* [DIRECTIONS FOR THIS TASK]
The exercise asks you to copy every line below in which "Настройки" appears.

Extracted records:
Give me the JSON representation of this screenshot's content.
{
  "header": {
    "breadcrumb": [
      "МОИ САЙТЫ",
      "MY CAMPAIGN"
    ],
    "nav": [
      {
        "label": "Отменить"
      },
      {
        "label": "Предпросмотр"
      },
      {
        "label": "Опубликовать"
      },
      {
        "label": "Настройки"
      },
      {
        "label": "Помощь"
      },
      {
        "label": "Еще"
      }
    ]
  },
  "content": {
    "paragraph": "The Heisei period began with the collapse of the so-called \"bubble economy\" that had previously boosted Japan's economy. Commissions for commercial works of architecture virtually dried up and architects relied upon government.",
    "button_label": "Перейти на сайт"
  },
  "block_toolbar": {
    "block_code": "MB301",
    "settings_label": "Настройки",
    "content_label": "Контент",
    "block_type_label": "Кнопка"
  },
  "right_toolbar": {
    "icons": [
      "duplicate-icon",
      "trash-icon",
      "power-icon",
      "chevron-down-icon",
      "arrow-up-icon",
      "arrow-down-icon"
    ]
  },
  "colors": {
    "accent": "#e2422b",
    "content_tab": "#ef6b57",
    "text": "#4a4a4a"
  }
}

* [RIGHT ANSWER]
        "label": "Настройки"
    "settings_label": "Настройки",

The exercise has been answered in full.